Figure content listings
____________________
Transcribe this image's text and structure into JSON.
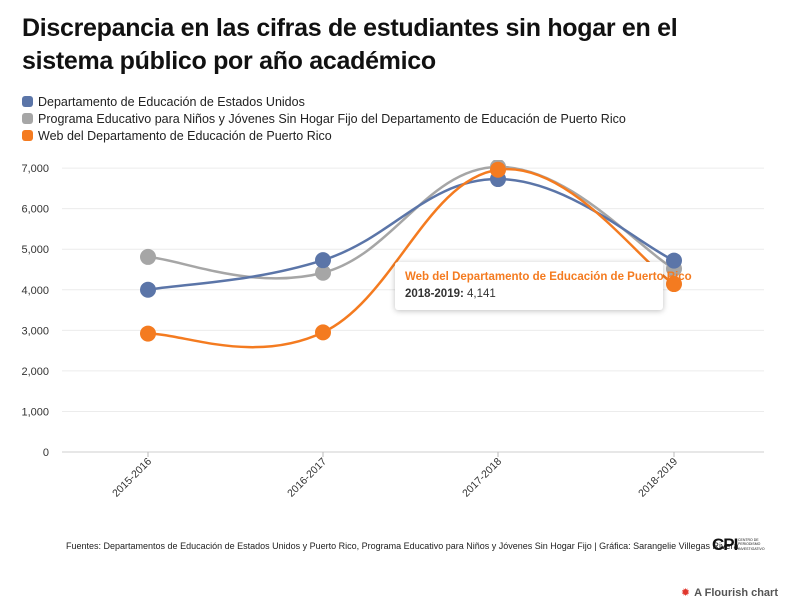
{
  "title": "Discrepancia en las cifras de estudiantes sin hogar en el sistema público por año académico",
  "chart_data": {
    "type": "line",
    "categories": [
      "2015-2016",
      "2016-2017",
      "2017-2018",
      "2018-2019"
    ],
    "series": [
      {
        "name": "Departamento de Educación de Estados Unidos",
        "color": "#5b75a8",
        "values": [
          4000,
          4730,
          6730,
          4720
        ]
      },
      {
        "name": "Programa Educativo para Niños y Jóvenes Sin Hogar Fijo del Departamento de Educación de Puerto Rico",
        "color": "#a6a6a6",
        "values": [
          4810,
          4420,
          7030,
          4520
        ]
      },
      {
        "name": "Web del Departamento de Educación de Puerto Rico",
        "color": "#f47b20",
        "values": [
          2920,
          2950,
          6960,
          4141
        ]
      }
    ],
    "ylim": [
      0,
      7000
    ],
    "yticks": [
      0,
      1000,
      2000,
      3000,
      4000,
      5000,
      6000,
      7000
    ],
    "ytick_labels": [
      "0",
      "1,000",
      "2,000",
      "3,000",
      "4,000",
      "5,000",
      "6,000",
      "7,000"
    ],
    "xlabel": "",
    "ylabel": "",
    "grid": true,
    "legend_position": "top-left"
  },
  "tooltip": {
    "title": "Web del Departamento de Educación de Puerto Rico",
    "label": "2018-2019:",
    "value": "4,141"
  },
  "source": "Fuentes: Departamentos de Educación de Estados Unidos y Puerto Rico, Programa Educativo para Niños y Jóvenes Sin Hogar Fijo | Gráfica: Sarangelie Villegas Rivera",
  "logo": {
    "text": "CPI",
    "subtext": "CENTRO DE PERIODISMO INVESTIGATIVO"
  },
  "flourish": {
    "icon": "flourish-star-icon",
    "text": "A Flourish chart"
  }
}
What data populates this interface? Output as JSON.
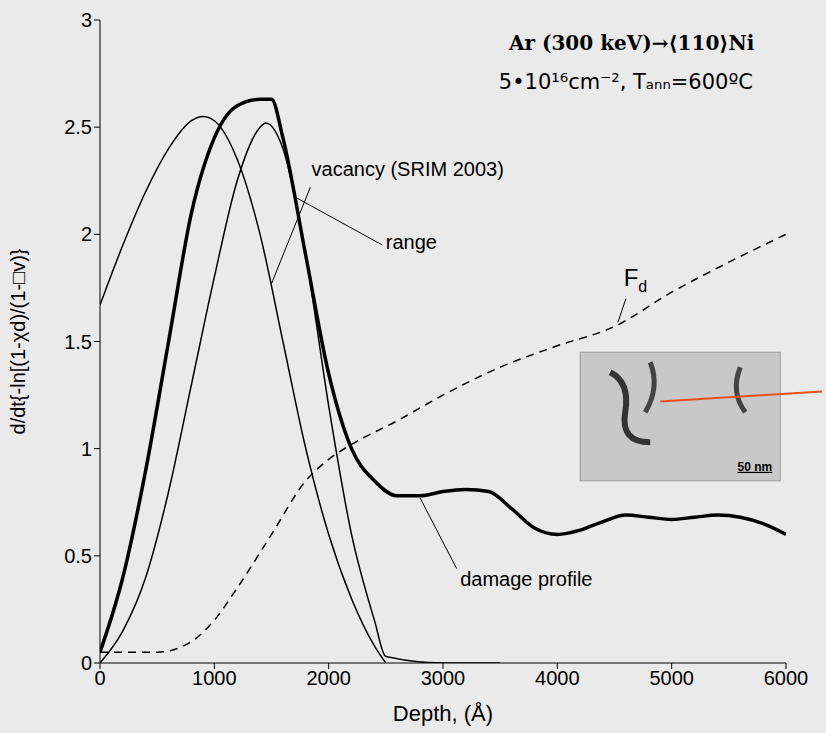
{
  "chart_data": {
    "type": "line",
    "title": "Ar (300 keV)→⟨110⟩Ni",
    "subtitle": "5•10¹⁶cm⁻², Tₐₙₙ=600ºC",
    "x_label": "Depth, (Å)",
    "y_label": "d/dt{-ln[(1-χd)/(1-□v)}",
    "xlim": [
      0,
      6000
    ],
    "xticks": [
      0,
      1000,
      2000,
      3000,
      4000,
      5000,
      6000
    ],
    "ylim": [
      0,
      3
    ],
    "yticks": [
      0,
      0.5,
      1,
      1.5,
      2,
      2.5,
      3
    ],
    "grid": false,
    "series": [
      {
        "name": "vacancy (SRIM 2003)",
        "color": "#000000",
        "line_style": "solid",
        "x": [
          0,
          200,
          400,
          600,
          800,
          900,
          1000,
          1200,
          1400,
          1600,
          1800,
          2000,
          2200,
          2400,
          2500
        ],
        "values": [
          1.67,
          1.95,
          2.2,
          2.4,
          2.53,
          2.55,
          2.53,
          2.35,
          2.0,
          1.5,
          1.0,
          0.6,
          0.3,
          0.08,
          0
        ]
      },
      {
        "name": "range",
        "color": "#000000",
        "line_style": "solid",
        "x": [
          0,
          200,
          400,
          600,
          800,
          1000,
          1200,
          1400,
          1450,
          1600,
          1800,
          2000,
          2200,
          2400,
          2500,
          3000,
          3500
        ],
        "values": [
          0,
          0.15,
          0.4,
          0.8,
          1.3,
          1.8,
          2.25,
          2.5,
          2.52,
          2.4,
          1.9,
          1.2,
          0.6,
          0.2,
          0.03,
          0,
          0
        ]
      },
      {
        "name": "damage profile",
        "color": "#000000",
        "line_style": "solid",
        "x": [
          0,
          200,
          400,
          600,
          800,
          1000,
          1200,
          1400,
          1500,
          1600,
          1800,
          2000,
          2200,
          2400,
          2600,
          2800,
          3000,
          3200,
          3400,
          3600,
          3800,
          4000,
          4200,
          4400,
          4600,
          4800,
          5000,
          5200,
          5400,
          5600,
          5800,
          6000
        ],
        "values": [
          0.05,
          0.4,
          0.9,
          1.5,
          2.1,
          2.45,
          2.6,
          2.63,
          2.63,
          2.45,
          1.9,
          1.35,
          1.0,
          0.85,
          0.78,
          0.78,
          0.8,
          0.81,
          0.8,
          0.72,
          0.63,
          0.6,
          0.62,
          0.66,
          0.69,
          0.68,
          0.67,
          0.68,
          0.69,
          0.68,
          0.65,
          0.6
        ]
      },
      {
        "name": "Fd",
        "color": "#000000",
        "line_style": "dashed",
        "x": [
          0,
          500,
          800,
          1000,
          1200,
          1500,
          1800,
          2000,
          2200,
          2600,
          3000,
          3500,
          4000,
          4500,
          5000,
          5500,
          6000
        ],
        "values": [
          0.05,
          0.05,
          0.1,
          0.2,
          0.35,
          0.6,
          0.85,
          0.95,
          1.02,
          1.13,
          1.25,
          1.38,
          1.48,
          1.57,
          1.73,
          1.87,
          2.0
        ]
      }
    ],
    "annotations": [
      {
        "text": "50 nm"
      }
    ]
  }
}
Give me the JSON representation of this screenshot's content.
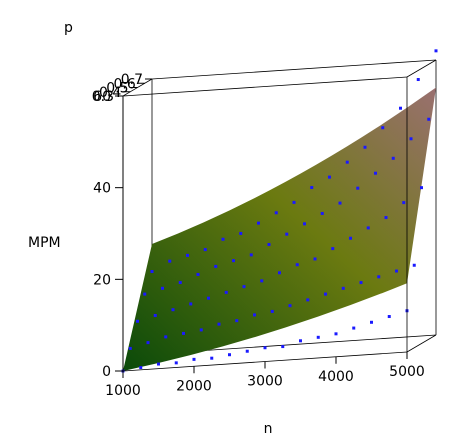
{
  "chart_data": {
    "type": "scatter",
    "title": "",
    "surface": {
      "type": "fitted-surface",
      "description_colors": [
        "#0a4a0a",
        "#6b7a10",
        "#9a7070"
      ],
      "corners": {
        "n1000_p0.3": 0,
        "n5000_p0.3": 15,
        "n1000_p0.7": 24,
        "n5000_p0.7": 54
      }
    },
    "axes": {
      "x": {
        "label": "n",
        "range": [
          1000,
          5000
        ],
        "ticks": [
          "1000",
          "2000",
          "3000",
          "4000",
          "5000"
        ]
      },
      "y": {
        "label": "p",
        "range": [
          0.3,
          0.7
        ],
        "ticks": [
          "0.3",
          "0.4",
          "0.5",
          "0.6",
          "0.7"
        ]
      },
      "z": {
        "label": "MPM",
        "range": [
          0,
          60
        ],
        "ticks": [
          "0",
          "20",
          "40",
          "60"
        ]
      }
    },
    "point_color": "#1a1aff",
    "series": [
      {
        "p": 0.3,
        "points": [
          [
            1000,
            0
          ],
          [
            1250,
            0.5
          ],
          [
            1500,
            1
          ],
          [
            1750,
            1
          ],
          [
            2000,
            1.5
          ],
          [
            2250,
            1.5
          ],
          [
            2500,
            2
          ],
          [
            2750,
            2.5
          ],
          [
            3000,
            3
          ],
          [
            3250,
            3
          ],
          [
            3500,
            4
          ],
          [
            3750,
            4.5
          ],
          [
            4000,
            5
          ],
          [
            4250,
            6
          ],
          [
            4500,
            7
          ],
          [
            4750,
            8
          ],
          [
            5000,
            9
          ]
        ]
      },
      {
        "p": 0.4,
        "points": [
          [
            1000,
            4
          ],
          [
            1250,
            5
          ],
          [
            1500,
            6
          ],
          [
            1750,
            6.5
          ],
          [
            2000,
            7
          ],
          [
            2250,
            8
          ],
          [
            2500,
            8.5
          ],
          [
            2750,
            9.5
          ],
          [
            3000,
            10
          ],
          [
            3250,
            11
          ],
          [
            3500,
            12
          ],
          [
            3750,
            13
          ],
          [
            4000,
            14
          ],
          [
            4250,
            15
          ],
          [
            4500,
            16
          ],
          [
            4750,
            17
          ],
          [
            5000,
            18
          ]
        ]
      },
      {
        "p": 0.5,
        "points": [
          [
            1000,
            9
          ],
          [
            1250,
            10
          ],
          [
            1500,
            11
          ],
          [
            1750,
            12
          ],
          [
            2000,
            13
          ],
          [
            2250,
            14
          ],
          [
            2500,
            15
          ],
          [
            2750,
            16
          ],
          [
            3000,
            17.5
          ],
          [
            3250,
            19
          ],
          [
            3500,
            20
          ],
          [
            3750,
            22
          ],
          [
            4000,
            24
          ],
          [
            4250,
            26
          ],
          [
            4500,
            28
          ],
          [
            4750,
            31
          ],
          [
            5000,
            34
          ]
        ]
      },
      {
        "p": 0.6,
        "points": [
          [
            1000,
            14
          ],
          [
            1250,
            15
          ],
          [
            1500,
            16
          ],
          [
            1750,
            17.5
          ],
          [
            2000,
            19
          ],
          [
            2250,
            20
          ],
          [
            2500,
            21
          ],
          [
            2750,
            23
          ],
          [
            3000,
            25
          ],
          [
            3250,
            27
          ],
          [
            3500,
            29
          ],
          [
            3750,
            31
          ],
          [
            4000,
            34
          ],
          [
            4250,
            37
          ],
          [
            4500,
            40
          ],
          [
            4750,
            44
          ],
          [
            5000,
            48
          ]
        ]
      },
      {
        "p": 0.7,
        "points": [
          [
            1000,
            18
          ],
          [
            1250,
            20
          ],
          [
            1500,
            21
          ],
          [
            1750,
            22
          ],
          [
            2000,
            24
          ],
          [
            2250,
            25
          ],
          [
            2500,
            27
          ],
          [
            2750,
            29
          ],
          [
            3000,
            31
          ],
          [
            3250,
            34
          ],
          [
            3500,
            36
          ],
          [
            3750,
            39
          ],
          [
            4000,
            42
          ],
          [
            4250,
            46
          ],
          [
            4500,
            50
          ],
          [
            4750,
            56
          ],
          [
            5000,
            62
          ]
        ]
      }
    ]
  }
}
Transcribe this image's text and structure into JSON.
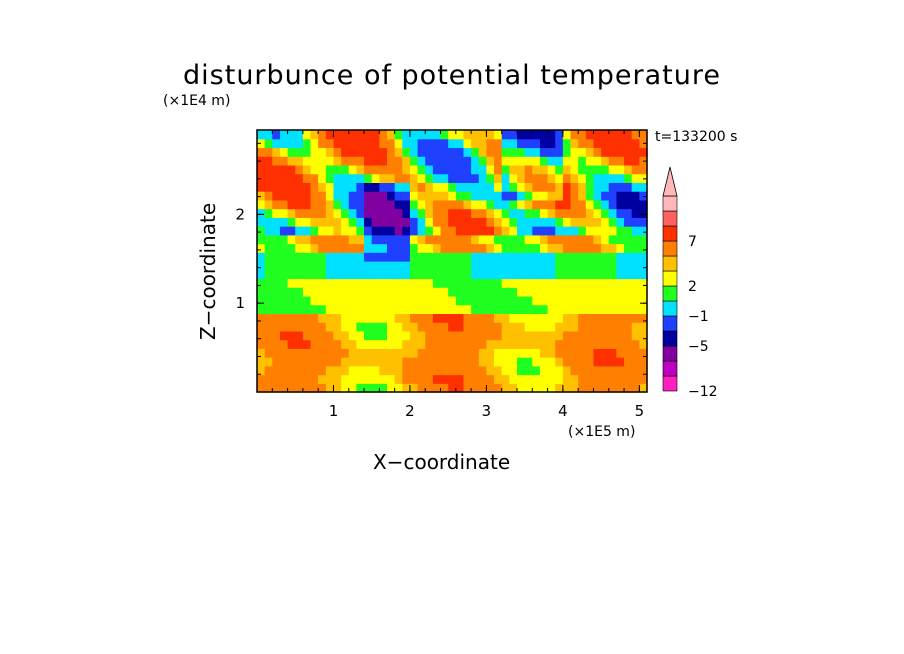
{
  "chart_data": {
    "type": "heatmap",
    "title": "disturbunce of potential temperature",
    "time_label": "t=133200 s",
    "xlabel": "X−coordinate",
    "ylabel": "Z−coordinate",
    "x_scale_label": "(×1E5 m)",
    "y_scale_label": "(×1E4 m)",
    "xlim": [
      0,
      5.1
    ],
    "ylim": [
      0,
      2.95
    ],
    "x_ticks": [
      1,
      2,
      3,
      4,
      5
    ],
    "x_tick_labels": [
      "1",
      "2",
      "3",
      "4",
      "5"
    ],
    "y_ticks": [
      1,
      2
    ],
    "y_tick_labels": [
      "1",
      "2"
    ],
    "colorbar": {
      "tick_labels": [
        "7",
        "2",
        "−1",
        "−5",
        "−12"
      ],
      "colors_bottom_to_top": [
        "#ff20c0",
        "#c000c0",
        "#8000a0",
        "#0000a0",
        "#2040ff",
        "#00e0ff",
        "#20ff20",
        "#ffff00",
        "#ffc000",
        "#ff8000",
        "#ff3000",
        "#ff6060",
        "#ffb8b8"
      ],
      "extend": "max"
    },
    "field": {
      "nx": 51,
      "nz": 30,
      "levels": [
        -12,
        -9,
        -7,
        -5,
        -3,
        -1,
        0,
        1,
        2,
        4,
        7,
        9
      ],
      "description_features": "layered bands"
    }
  }
}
____________________
#### WHAT THE EXERCISE ASKS:
In the entries above, find lines with "Educación" and copy each.

#### CORRECT OUTPUT:
        "name": "Departamento de Educación de Estados Unidos",
        "name": "Programa Educativo para Niños y Jóvenes Sin Hogar Fijo del Departamento de Educación de Puerto Rico",
        "name": "Web del Departamento de Educación de Puerto Rico",
    "title": "Web del Departamento de Educación de Puerto Rico",
  "source": "Fuentes: Departamentos de Educación de Estados Unidos y Puerto Rico, Programa Educativo para Niños y Jóvenes Sin Hogar Fijo | Gráfica: Sarangelie Villegas Rivera",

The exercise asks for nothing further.